▶ [Supplied material]:
## Start

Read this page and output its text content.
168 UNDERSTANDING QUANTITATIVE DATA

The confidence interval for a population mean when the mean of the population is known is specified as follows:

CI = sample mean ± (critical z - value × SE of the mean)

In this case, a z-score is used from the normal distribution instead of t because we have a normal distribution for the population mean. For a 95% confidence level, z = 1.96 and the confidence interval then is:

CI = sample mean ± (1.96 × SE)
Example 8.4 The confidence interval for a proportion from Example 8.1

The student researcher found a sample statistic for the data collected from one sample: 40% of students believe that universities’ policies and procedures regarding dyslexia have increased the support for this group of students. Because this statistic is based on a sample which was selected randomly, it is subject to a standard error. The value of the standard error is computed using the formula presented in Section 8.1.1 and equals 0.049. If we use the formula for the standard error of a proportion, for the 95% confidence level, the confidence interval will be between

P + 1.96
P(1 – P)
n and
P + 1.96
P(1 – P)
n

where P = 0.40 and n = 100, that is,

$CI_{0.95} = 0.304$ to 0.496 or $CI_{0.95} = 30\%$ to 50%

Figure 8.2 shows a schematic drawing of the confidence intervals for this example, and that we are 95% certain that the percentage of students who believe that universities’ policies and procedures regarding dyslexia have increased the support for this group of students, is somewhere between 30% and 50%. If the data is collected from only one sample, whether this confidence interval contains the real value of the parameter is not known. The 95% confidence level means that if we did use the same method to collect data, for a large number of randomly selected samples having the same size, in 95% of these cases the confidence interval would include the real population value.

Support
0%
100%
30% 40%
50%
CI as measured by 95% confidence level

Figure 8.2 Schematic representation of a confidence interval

## End

▶ [What needs to be done]: Exactly reproduce every record.

▶ [Worked solution]:
Read this page and output its text content.
168 UNDERSTANDING QUANTITATIVE DATA

The confidence interval for a population mean when the mean of the population is known is specified as follows:

CI = sample mean ± (critical z - value × SE of the mean)

In this case, a z-score is used from the normal distribution instead of t because we have a normal distribution for the population mean. For a 95% confidence level, z = 1.96 and the confidence interval then is:

CI = sample mean ± (1.96 × SE)
Example 8.4 The confidence interval for a proportion from Example 8.1

The student researcher found a sample statistic for the data collected from one sample: 40% of students believe that universities’ policies and procedures regarding dyslexia have increased the support for this group of students. Because this statistic is based on a sample which was selected randomly, it is subject to a standard error. The value of the standard error is computed using the formula presented in Section 8.1.1 and equals 0.049. If we use the formula for the standard error of a proportion, for the 95% confidence level, the confidence interval will be between

P + 1.96
P(1 – P)
n and
P + 1.96
P(1 – P)
n

where P = 0.40 and n = 100, that is,

$CI_{0.95} = 0.304$ to 0.496 or $CI_{0.95} = 30\%$ to 50%

Figure 8.2 shows a schematic drawing of the confidence intervals for this example, and that we are 95% certain that the percentage of students who believe that universities’ policies and procedures regarding dyslexia have increased the support for this group of students, is somewhere between 30% and 50%. If the data is collected from only one sample, whether this confidence interval contains the real value of the parameter is not known. The 95% confidence level means that if we did use the same method to collect data, for a large number of randomly selected samples having the same size, in 95% of these cases the confidence interval would include the real population value.

Support
0%
100%
30% 40%
50%
CI as measured by 95% confidence level

Figure 8.2 Schematic representation of a confidence interval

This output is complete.